— START Data provided —

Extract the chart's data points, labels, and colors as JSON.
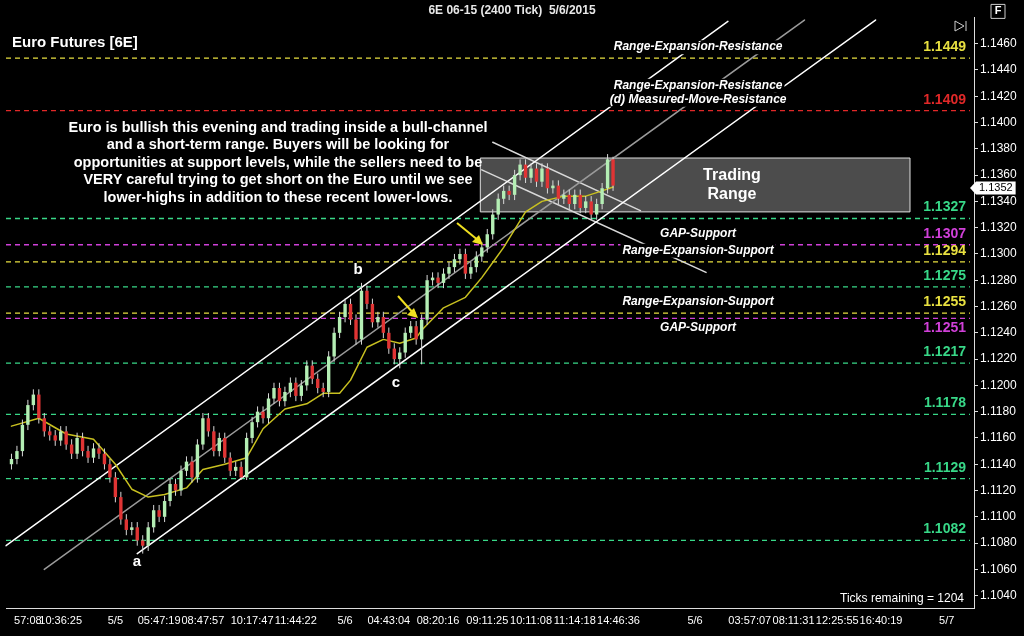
{
  "chart_data": {
    "type": "candlestick",
    "title": "6E 06-15 (2400 Tick)  5/6/2015",
    "subtitle": "Euro Futures [6E]",
    "categories": [
      null,
      null,
      null,
      null,
      "57:08",
      null,
      null,
      null,
      null,
      null,
      "10:36:25",
      null,
      null,
      null,
      null,
      null,
      null,
      null,
      null,
      null,
      "5/5",
      null,
      null,
      null,
      null,
      null,
      null,
      null,
      "05:47:19",
      null,
      null,
      null,
      null,
      null,
      null,
      null,
      "08:47:57",
      null,
      null,
      null,
      null,
      null,
      null,
      null,
      null,
      "10:17:47",
      null,
      null,
      null,
      null,
      null,
      null,
      null,
      "11:44:22",
      null,
      null,
      null,
      null,
      null,
      null,
      null,
      null,
      "5/6",
      null,
      null,
      null,
      null,
      null,
      null,
      null,
      "04:43:04",
      null,
      null,
      null,
      null,
      null,
      null,
      null,
      null,
      "08:20:16",
      null,
      null,
      null,
      null,
      null,
      null,
      null,
      null,
      "09:11:25",
      null,
      null,
      null,
      null,
      null,
      null,
      null,
      "10:11:08",
      null,
      null,
      null,
      null,
      null,
      null,
      null,
      "11:14:18",
      null,
      null,
      null,
      null,
      null,
      null,
      null,
      "14:46:36",
      null,
      null,
      null,
      null,
      null,
      null,
      null,
      null,
      null,
      null,
      null,
      null,
      null,
      "5/6",
      null,
      null,
      null,
      null,
      null,
      null,
      null,
      null,
      null,
      "03:57:07",
      null,
      null,
      null,
      null,
      null,
      null,
      null,
      "08:11:31",
      null,
      null,
      null,
      null,
      null,
      null,
      null,
      "12:25:55",
      null,
      null,
      null,
      null,
      null,
      null,
      null,
      "16:40:19",
      null,
      null,
      null,
      null,
      null,
      null,
      null,
      null,
      null,
      null,
      null,
      "5/7",
      null,
      null,
      null,
      null,
      null
    ],
    "ohlc": [
      null,
      [
        1.114,
        1.1148,
        1.1136,
        1.1144
      ],
      [
        1.1144,
        1.1154,
        1.114,
        1.115
      ],
      [
        1.115,
        1.1174,
        1.1146,
        1.117
      ],
      [
        1.117,
        1.1189,
        1.1166,
        1.1185
      ],
      [
        1.1185,
        1.1197,
        1.1181,
        1.1193
      ],
      [
        1.1193,
        1.1197,
        1.1171,
        1.1175
      ],
      [
        1.1175,
        1.1179,
        1.1161,
        1.1165
      ],
      [
        1.1165,
        1.1169,
        1.1158,
        1.1162
      ],
      [
        1.1162,
        1.1166,
        1.1154,
        1.1158
      ],
      [
        1.1158,
        1.1169,
        1.1154,
        1.1165
      ],
      [
        1.1165,
        1.1169,
        1.1151,
        1.1155
      ],
      [
        1.1155,
        1.1159,
        1.1144,
        1.1148
      ],
      [
        1.1148,
        1.1164,
        1.1144,
        1.116
      ],
      [
        1.116,
        1.1164,
        1.1146,
        1.115
      ],
      [
        1.115,
        1.1154,
        1.1141,
        1.1145
      ],
      [
        1.1145,
        1.1156,
        1.1141,
        1.1152
      ],
      [
        1.1152,
        1.1156,
        1.1144,
        1.1148
      ],
      [
        1.1148,
        1.1152,
        1.1136,
        1.114
      ],
      [
        1.114,
        1.1144,
        1.1126,
        1.113
      ],
      [
        1.113,
        1.1134,
        1.1111,
        1.1115
      ],
      [
        1.1115,
        1.1119,
        1.1094,
        1.1098
      ],
      [
        1.1098,
        1.1102,
        1.1086,
        1.109
      ],
      [
        1.109,
        1.1096,
        1.1086,
        1.1092
      ],
      [
        1.1092,
        1.1096,
        1.1078,
        1.1082
      ],
      [
        1.1082,
        1.1086,
        1.1072,
        1.1078
      ],
      [
        1.1078,
        1.1096,
        1.1074,
        1.1092
      ],
      [
        1.1092,
        1.1109,
        1.1088,
        1.1105
      ],
      [
        1.1105,
        1.1109,
        1.1096,
        1.11
      ],
      [
        1.11,
        1.1116,
        1.1096,
        1.1112
      ],
      [
        1.1112,
        1.1129,
        1.1108,
        1.1125
      ],
      [
        1.1125,
        1.1129,
        1.1116,
        1.112
      ],
      [
        1.112,
        1.1139,
        1.1116,
        1.1135
      ],
      [
        1.1135,
        1.1146,
        1.1131,
        1.1142
      ],
      [
        1.1142,
        1.1146,
        1.1126,
        1.113
      ],
      [
        1.113,
        1.1159,
        1.1126,
        1.1155
      ],
      [
        1.1155,
        1.1179,
        1.1151,
        1.1175
      ],
      [
        1.1175,
        1.1179,
        1.1161,
        1.1165
      ],
      [
        1.1165,
        1.1169,
        1.1146,
        1.115
      ],
      [
        1.115,
        1.1164,
        1.1146,
        1.116
      ],
      [
        1.116,
        1.1164,
        1.1141,
        1.1145
      ],
      [
        1.1145,
        1.1149,
        1.1131,
        1.1135
      ],
      [
        1.1135,
        1.1142,
        1.1131,
        1.1138
      ],
      [
        1.1138,
        1.1142,
        1.1128,
        1.113
      ],
      [
        1.113,
        1.1164,
        1.1128,
        1.116
      ],
      [
        1.116,
        1.1176,
        1.1156,
        1.1172
      ],
      [
        1.1172,
        1.1184,
        1.1168,
        1.118
      ],
      [
        1.118,
        1.1184,
        1.1171,
        1.1175
      ],
      [
        1.1175,
        1.1194,
        1.1171,
        1.119
      ],
      [
        1.119,
        1.1202,
        1.1186,
        1.1198
      ],
      [
        1.1198,
        1.1202,
        1.1184,
        1.1188
      ],
      [
        1.1188,
        1.1199,
        1.1184,
        1.1195
      ],
      [
        1.1195,
        1.1206,
        1.1191,
        1.1202
      ],
      [
        1.1202,
        1.1206,
        1.1188,
        1.1192
      ],
      [
        1.1192,
        1.1204,
        1.1188,
        1.12
      ],
      [
        1.12,
        1.1219,
        1.1196,
        1.1215
      ],
      [
        1.1215,
        1.1219,
        1.1201,
        1.1205
      ],
      [
        1.1205,
        1.1209,
        1.1194,
        1.1198
      ],
      [
        1.1198,
        1.1202,
        1.1191,
        1.1195
      ],
      [
        1.1195,
        1.1226,
        1.1191,
        1.1222
      ],
      [
        1.1222,
        1.1244,
        1.1218,
        1.124
      ],
      [
        1.124,
        1.1256,
        1.1236,
        1.1252
      ],
      [
        1.1252,
        1.1266,
        1.1248,
        1.1262
      ],
      [
        1.1262,
        1.1266,
        1.1246,
        1.125
      ],
      [
        1.125,
        1.1254,
        1.1231,
        1.1235
      ],
      [
        1.1235,
        1.1278,
        1.1231,
        1.1272
      ],
      [
        1.1272,
        1.1276,
        1.1258,
        1.1262
      ],
      [
        1.1262,
        1.1266,
        1.1244,
        1.1248
      ],
      [
        1.1248,
        1.1256,
        1.1244,
        1.1252
      ],
      [
        1.1252,
        1.1256,
        1.1236,
        1.124
      ],
      [
        1.124,
        1.1244,
        1.1224,
        1.1228
      ],
      [
        1.1228,
        1.1232,
        1.1216,
        1.122
      ],
      [
        1.122,
        1.1229,
        1.1213,
        1.1225
      ],
      [
        1.1225,
        1.1244,
        1.1221,
        1.124
      ],
      [
        1.124,
        1.1249,
        1.1236,
        1.1245
      ],
      [
        1.1245,
        1.1249,
        1.1231,
        1.1235
      ],
      [
        1.1235,
        1.1254,
        1.1216,
        1.125
      ],
      [
        1.125,
        1.1284,
        1.1246,
        1.128
      ],
      [
        1.128,
        1.1286,
        1.1276,
        1.1282
      ],
      [
        1.1282,
        1.1286,
        1.1274,
        1.1278
      ],
      [
        1.1278,
        1.1289,
        1.1274,
        1.1285
      ],
      [
        1.1285,
        1.1294,
        1.1281,
        1.129
      ],
      [
        1.129,
        1.13,
        1.1286,
        1.1296
      ],
      [
        1.1296,
        1.1304,
        1.1292,
        1.13
      ],
      [
        1.13,
        1.1304,
        1.1281,
        1.1285
      ],
      [
        1.1285,
        1.1294,
        1.1281,
        1.129
      ],
      [
        1.129,
        1.1302,
        1.1286,
        1.1298
      ],
      [
        1.1298,
        1.1309,
        1.1294,
        1.1305
      ],
      [
        1.1305,
        1.1319,
        1.1301,
        1.1315
      ],
      [
        1.1315,
        1.1334,
        1.1311,
        1.133
      ],
      [
        1.133,
        1.1346,
        1.1326,
        1.1342
      ],
      [
        1.1342,
        1.1352,
        1.1338,
        1.1348
      ],
      [
        1.1348,
        1.1352,
        1.1341,
        1.1345
      ],
      [
        1.1345,
        1.1364,
        1.1341,
        1.136
      ],
      [
        1.136,
        1.1372,
        1.1356,
        1.1368
      ],
      [
        1.1368,
        1.1372,
        1.1354,
        1.1358
      ],
      [
        1.1358,
        1.1369,
        1.1354,
        1.1365
      ],
      [
        1.1365,
        1.1369,
        1.1351,
        1.1355
      ],
      [
        1.1355,
        1.1369,
        1.1351,
        1.1365
      ],
      [
        1.1365,
        1.1369,
        1.1346,
        1.135
      ],
      [
        1.135,
        1.1356,
        1.1346,
        1.1352
      ],
      [
        1.1352,
        1.1356,
        1.1338,
        1.1342
      ],
      [
        1.1342,
        1.1349,
        1.1338,
        1.1345
      ],
      [
        1.1345,
        1.1349,
        1.1334,
        1.1338
      ],
      [
        1.1338,
        1.1349,
        1.1334,
        1.1345
      ],
      [
        1.1345,
        1.1349,
        1.1331,
        1.1335
      ],
      [
        1.1335,
        1.1344,
        1.1331,
        1.134
      ],
      [
        1.134,
        1.1344,
        1.1326,
        1.133
      ],
      [
        1.133,
        1.1342,
        1.1326,
        1.1338
      ],
      [
        1.1338,
        1.1354,
        1.1334,
        1.135
      ],
      [
        1.135,
        1.1376,
        1.1346,
        1.1372
      ],
      [
        1.1372,
        1.1374,
        1.1348,
        1.1352
      ],
      null,
      null,
      null,
      null,
      null,
      null,
      null,
      null,
      null,
      null,
      null,
      null,
      null,
      null,
      null,
      null,
      null,
      null,
      null,
      null,
      null,
      null,
      null,
      null,
      null,
      null,
      null,
      null,
      null,
      null,
      null,
      null,
      null,
      null,
      null,
      null,
      null,
      null,
      null,
      null,
      null,
      null,
      null,
      null,
      null,
      null,
      null,
      null,
      null,
      null,
      null,
      null,
      null,
      null,
      null,
      null,
      null,
      null,
      null,
      null,
      null,
      null,
      null,
      null,
      null,
      null
    ],
    "series": [
      {
        "type": "line",
        "color": "#c8c020",
        "values": [
          null,
          1.1169,
          null,
          null,
          null,
          null,
          1.1175,
          null,
          null,
          null,
          null,
          1.1163,
          null,
          null,
          null,
          null,
          1.1159,
          null,
          null,
          null,
          1.114,
          null,
          null,
          1.1121,
          null,
          null,
          1.1115,
          null,
          null,
          1.1117,
          null,
          null,
          null,
          1.1122,
          null,
          null,
          1.1136,
          null,
          null,
          null,
          1.114,
          null,
          null,
          null,
          1.1145,
          null,
          null,
          1.1167,
          null,
          null,
          null,
          1.1182,
          null,
          null,
          null,
          1.1186,
          null,
          null,
          1.1194,
          null,
          null,
          1.1194,
          null,
          1.1204,
          null,
          null,
          1.1229,
          null,
          null,
          1.1235,
          null,
          null,
          1.1232,
          null,
          null,
          1.1236,
          1.1242,
          null,
          null,
          null,
          1.1259,
          null,
          null,
          null,
          1.1267,
          null,
          null,
          1.1282,
          null,
          null,
          null,
          1.1305,
          null,
          null,
          null,
          1.1332,
          null,
          null,
          1.134,
          null,
          null,
          null,
          1.1344,
          null,
          null,
          null,
          1.1344,
          null,
          null,
          1.1348,
          null,
          1.1351,
          null,
          null,
          null,
          null,
          null,
          null,
          null,
          null,
          null,
          null,
          null,
          null,
          null,
          null,
          null,
          null,
          null,
          null,
          null,
          null,
          null,
          null,
          null,
          null,
          null,
          null,
          null,
          null,
          null,
          null,
          null,
          null,
          null,
          null,
          null,
          null,
          null,
          null,
          null,
          null,
          null,
          null,
          null,
          null,
          null,
          null,
          null,
          null,
          null,
          null,
          null,
          null,
          null,
          null,
          null,
          null,
          null,
          null,
          null,
          null,
          null,
          null,
          null,
          null,
          null,
          null
        ]
      },
      {
        "type": "line",
        "color": "#ffffff",
        "values": [
          1.1078,
          null,
          null,
          null,
          null,
          null,
          null,
          null,
          null,
          null,
          null,
          null,
          null,
          null,
          null,
          null,
          null,
          null,
          null,
          null,
          null,
          null,
          null,
          null,
          null,
          null,
          null,
          null,
          null,
          null,
          null,
          null,
          null,
          null,
          null,
          null,
          null,
          null,
          null,
          null,
          null,
          null,
          null,
          null,
          null,
          null,
          null,
          null,
          null,
          null,
          null,
          null,
          null,
          null,
          null,
          null,
          null,
          null,
          null,
          null,
          null,
          null,
          null,
          null,
          null,
          null,
          null,
          null,
          null,
          null,
          null,
          null,
          null,
          null,
          null,
          null,
          null,
          null,
          null,
          null,
          null,
          null,
          null,
          null,
          null,
          null,
          null,
          null,
          null,
          null,
          null,
          null,
          null,
          null,
          null,
          null,
          null,
          null,
          null,
          null,
          null,
          null,
          null,
          null,
          null,
          null,
          null,
          null,
          null,
          null,
          null,
          null,
          null,
          null,
          null,
          null,
          null,
          null,
          null,
          null,
          null,
          null,
          null,
          null,
          null,
          null,
          null,
          null,
          null,
          null,
          null,
          null,
          1.1477,
          null,
          null,
          null,
          null,
          null,
          null,
          null,
          null,
          null,
          null,
          null,
          null,
          null,
          null,
          null,
          null,
          null,
          null,
          null,
          null,
          null,
          null,
          null,
          null,
          null,
          null,
          null,
          null,
          null,
          null,
          null,
          null,
          null,
          null,
          null,
          null,
          null,
          null,
          null,
          null,
          null,
          null,
          null,
          null,
          null
        ]
      },
      {
        "type": "line",
        "color": "#ffffff",
        "values": [
          null,
          null,
          null,
          null,
          null,
          null,
          null,
          null,
          null,
          null,
          null,
          null,
          null,
          null,
          null,
          null,
          null,
          null,
          null,
          null,
          null,
          null,
          null,
          null,
          1.1072,
          null,
          null,
          null,
          null,
          null,
          null,
          null,
          null,
          null,
          null,
          null,
          null,
          null,
          null,
          null,
          null,
          null,
          null,
          null,
          null,
          null,
          null,
          null,
          null,
          null,
          null,
          null,
          null,
          null,
          null,
          null,
          null,
          null,
          null,
          null,
          null,
          null,
          null,
          null,
          null,
          null,
          null,
          null,
          null,
          null,
          null,
          null,
          null,
          null,
          null,
          null,
          null,
          null,
          null,
          null,
          null,
          null,
          null,
          null,
          null,
          null,
          null,
          null,
          null,
          null,
          null,
          null,
          null,
          null,
          null,
          null,
          null,
          null,
          null,
          null,
          null,
          null,
          null,
          null,
          null,
          null,
          null,
          null,
          null,
          null,
          null,
          null,
          null,
          null,
          null,
          null,
          null,
          null,
          null,
          null,
          null,
          null,
          null,
          null,
          null,
          null,
          null,
          null,
          null,
          null,
          null,
          null,
          null,
          null,
          null,
          null,
          null,
          null,
          null,
          null,
          null,
          null,
          null,
          null,
          null,
          null,
          null,
          null,
          null,
          null,
          null,
          null,
          null,
          null,
          null,
          null,
          null,
          null,
          null,
          1.1478,
          null,
          null,
          null,
          null,
          null,
          null,
          null,
          null,
          null,
          null,
          null,
          null,
          null,
          null,
          null,
          null,
          null,
          null
        ]
      },
      {
        "type": "line",
        "color": "#9a9a9a",
        "values": [
          null,
          null,
          null,
          null,
          null,
          null,
          null,
          1.106,
          null,
          null,
          null,
          null,
          null,
          null,
          null,
          null,
          null,
          null,
          null,
          null,
          null,
          null,
          null,
          null,
          null,
          null,
          null,
          null,
          null,
          null,
          null,
          null,
          null,
          null,
          null,
          null,
          null,
          null,
          null,
          null,
          null,
          null,
          null,
          null,
          null,
          null,
          null,
          null,
          null,
          null,
          null,
          null,
          null,
          null,
          null,
          null,
          null,
          null,
          null,
          null,
          null,
          null,
          null,
          null,
          null,
          null,
          null,
          null,
          null,
          null,
          null,
          null,
          null,
          null,
          null,
          null,
          null,
          null,
          null,
          null,
          null,
          null,
          null,
          null,
          null,
          null,
          null,
          null,
          null,
          null,
          null,
          null,
          null,
          null,
          null,
          null,
          null,
          null,
          null,
          null,
          null,
          null,
          null,
          null,
          null,
          null,
          null,
          null,
          null,
          null,
          null,
          null,
          null,
          null,
          null,
          null,
          null,
          null,
          null,
          null,
          null,
          null,
          null,
          null,
          null,
          null,
          null,
          null,
          null,
          null,
          null,
          null,
          null,
          null,
          null,
          null,
          null,
          null,
          null,
          null,
          null,
          null,
          null,
          null,
          null,
          null,
          1.1478,
          null,
          null,
          null,
          null,
          null,
          null,
          null,
          null,
          null,
          null,
          null,
          null,
          null,
          null,
          null,
          null,
          null,
          null,
          null,
          null,
          null,
          null,
          null,
          null,
          null,
          null,
          null,
          null,
          null,
          null,
          null
        ]
      },
      {
        "type": "line",
        "color": "#d8d8d8",
        "values": [
          null,
          null,
          null,
          null,
          null,
          null,
          null,
          null,
          null,
          null,
          null,
          null,
          null,
          null,
          null,
          null,
          null,
          null,
          null,
          null,
          null,
          null,
          null,
          null,
          null,
          null,
          null,
          null,
          null,
          null,
          null,
          null,
          null,
          null,
          null,
          null,
          null,
          null,
          null,
          null,
          null,
          null,
          null,
          null,
          null,
          null,
          null,
          null,
          null,
          null,
          null,
          null,
          null,
          null,
          null,
          null,
          null,
          null,
          null,
          null,
          null,
          null,
          null,
          null,
          null,
          null,
          null,
          null,
          null,
          null,
          null,
          null,
          null,
          null,
          null,
          null,
          null,
          null,
          null,
          null,
          null,
          null,
          null,
          null,
          null,
          null,
          null,
          null,
          null,
          1.1385,
          null,
          null,
          null,
          null,
          null,
          null,
          null,
          null,
          null,
          null,
          null,
          null,
          null,
          null,
          null,
          null,
          null,
          null,
          null,
          null,
          null,
          null,
          null,
          null,
          null,
          null,
          1.1333,
          null,
          null,
          null,
          null,
          null,
          null,
          null,
          null,
          null,
          null,
          null,
          null,
          null,
          null,
          null,
          null,
          null,
          null,
          null,
          null,
          null,
          null,
          null,
          null,
          null,
          null,
          null,
          null,
          null,
          null,
          null,
          null,
          null,
          null,
          null,
          null,
          null,
          null,
          null,
          null,
          null,
          null,
          null,
          null,
          null,
          null,
          null,
          null,
          null,
          null,
          null,
          null,
          null,
          null,
          null,
          null,
          null,
          null,
          null,
          null,
          null
        ]
      },
      {
        "type": "line",
        "color": "#d8d8d8",
        "values": [
          null,
          null,
          null,
          null,
          null,
          null,
          null,
          null,
          null,
          null,
          null,
          null,
          null,
          null,
          null,
          null,
          null,
          null,
          null,
          null,
          null,
          null,
          null,
          null,
          null,
          null,
          null,
          null,
          null,
          null,
          null,
          null,
          null,
          null,
          null,
          null,
          null,
          null,
          null,
          null,
          null,
          null,
          null,
          null,
          null,
          null,
          null,
          null,
          null,
          null,
          null,
          null,
          null,
          null,
          null,
          null,
          null,
          null,
          null,
          null,
          null,
          null,
          null,
          null,
          null,
          null,
          null,
          null,
          null,
          null,
          null,
          null,
          null,
          null,
          null,
          null,
          null,
          null,
          null,
          null,
          null,
          null,
          null,
          null,
          null,
          null,
          null,
          1.1364,
          null,
          null,
          null,
          null,
          null,
          null,
          null,
          null,
          null,
          null,
          null,
          null,
          null,
          null,
          null,
          null,
          null,
          null,
          null,
          null,
          null,
          null,
          null,
          null,
          null,
          null,
          null,
          null,
          null,
          null,
          null,
          null,
          null,
          null,
          null,
          null,
          null,
          null,
          null,
          null,
          1.1286,
          null,
          null,
          null,
          null,
          null,
          null,
          null,
          null,
          null,
          null,
          null,
          null,
          null,
          null,
          null,
          null,
          null,
          null,
          null,
          null,
          null,
          null,
          null,
          null,
          null,
          null,
          null,
          null,
          null,
          null,
          null,
          null,
          null,
          null,
          null,
          null,
          null,
          null,
          null,
          null,
          null,
          null,
          null,
          null,
          null,
          null,
          null,
          null,
          null
        ]
      }
    ],
    "ylim": [
      1.103,
      1.148
    ],
    "yticks": [
      {
        "value": 1.104,
        "label": "1.1040"
      },
      {
        "value": 1.106,
        "label": "1.1060"
      },
      {
        "value": 1.108,
        "label": "1.1080"
      },
      {
        "value": 1.11,
        "label": "1.1100"
      },
      {
        "value": 1.112,
        "label": "1.1120"
      },
      {
        "value": 1.114,
        "label": "1.1140"
      },
      {
        "value": 1.116,
        "label": "1.1160"
      },
      {
        "value": 1.118,
        "label": "1.1180"
      },
      {
        "value": 1.12,
        "label": "1.1200"
      },
      {
        "value": 1.122,
        "label": "1.1220"
      },
      {
        "value": 1.124,
        "label": "1.1240"
      },
      {
        "value": 1.126,
        "label": "1.1260"
      },
      {
        "value": 1.128,
        "label": "1.1280"
      },
      {
        "value": 1.13,
        "label": "1.1300"
      },
      {
        "value": 1.132,
        "label": "1.1320"
      },
      {
        "value": 1.134,
        "label": "1.1340"
      },
      {
        "value": 1.136,
        "label": "1.1360"
      },
      {
        "value": 1.138,
        "label": "1.1380"
      },
      {
        "value": 1.14,
        "label": "1.1400"
      },
      {
        "value": 1.142,
        "label": "1.1420"
      },
      {
        "value": 1.144,
        "label": "1.1440"
      },
      {
        "value": 1.146,
        "label": "1.1460"
      }
    ],
    "ref_lines": [
      {
        "axis": "y",
        "value": 1.1449,
        "label": "1.1449",
        "color": "#e8e040",
        "line_style": "dashed"
      },
      {
        "axis": "y",
        "value": 1.1409,
        "label": "1.1409",
        "color": "#e02828",
        "line_style": "dashed"
      },
      {
        "axis": "y",
        "value": 1.1327,
        "label": "1.1327",
        "color": "#38d888",
        "line_style": "dashed"
      },
      {
        "axis": "y",
        "value": 1.1307,
        "label": "1.1307",
        "color": "#d040d8",
        "line_style": "dashed"
      },
      {
        "axis": "y",
        "value": 1.1294,
        "label": "1.1294",
        "color": "#e8e040",
        "line_style": "dashed"
      },
      {
        "axis": "y",
        "value": 1.1275,
        "label": "1.1275",
        "color": "#38d888",
        "line_style": "dashed"
      },
      {
        "axis": "y",
        "value": 1.1255,
        "label": "1.1255",
        "color": "#e8e040",
        "line_style": "dashed"
      },
      {
        "axis": "y",
        "value": 1.1251,
        "label": "1.1251",
        "color": "#d040d8",
        "line_style": "dashed"
      },
      {
        "axis": "y",
        "value": 1.1217,
        "label": "1.1217",
        "color": "#38d888",
        "line_style": "dashed"
      },
      {
        "axis": "y",
        "value": 1.1178,
        "label": "1.1178",
        "color": "#38d888",
        "line_style": "dashed"
      },
      {
        "axis": "y",
        "value": 1.1129,
        "label": "1.1129",
        "color": "#38d888",
        "line_style": "dashed"
      },
      {
        "axis": "y",
        "value": 1.1082,
        "label": "1.1082",
        "color": "#38d888",
        "line_style": "dashed"
      }
    ],
    "bands": [
      {
        "axis": "y",
        "from": 1.1332,
        "to": 1.1373,
        "label": "Trading Range",
        "color": "#8a8a8a"
      }
    ],
    "annotations": [
      "Euro is bullish this evening and trading inside a bull-channel and a short-term range. Buyers will be looking for opportunities at support levels, while the sellers need to be VERY careful trying to get short on the Euro until we see lower-highs in addition to these recent lower-lows.",
      "Ticks remaining = 1204",
      "F",
      "a",
      "b",
      "c",
      "1.1352",
      {
        "text": "Range-Expansion-Resistance",
        "y": 1.1449
      },
      {
        "text": "Range-Expansion-Resistance",
        "y": 1.1409
      },
      {
        "text": "(d) Measured-Move-Resistance",
        "y": 1.1409
      },
      {
        "text": "GAP-Support",
        "y": 1.1307
      },
      {
        "text": "Range-Expansion-Support",
        "y": 1.1294
      },
      {
        "text": "Range-Expansion-Support",
        "y": 1.1255
      },
      {
        "text": "GAP-Support",
        "y": 1.1251
      }
    ]
  }
}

— END Data provided —

Of the lines in the records, how many contain the word "Euro"? Answer with the number and nothing else.

Written solution:
2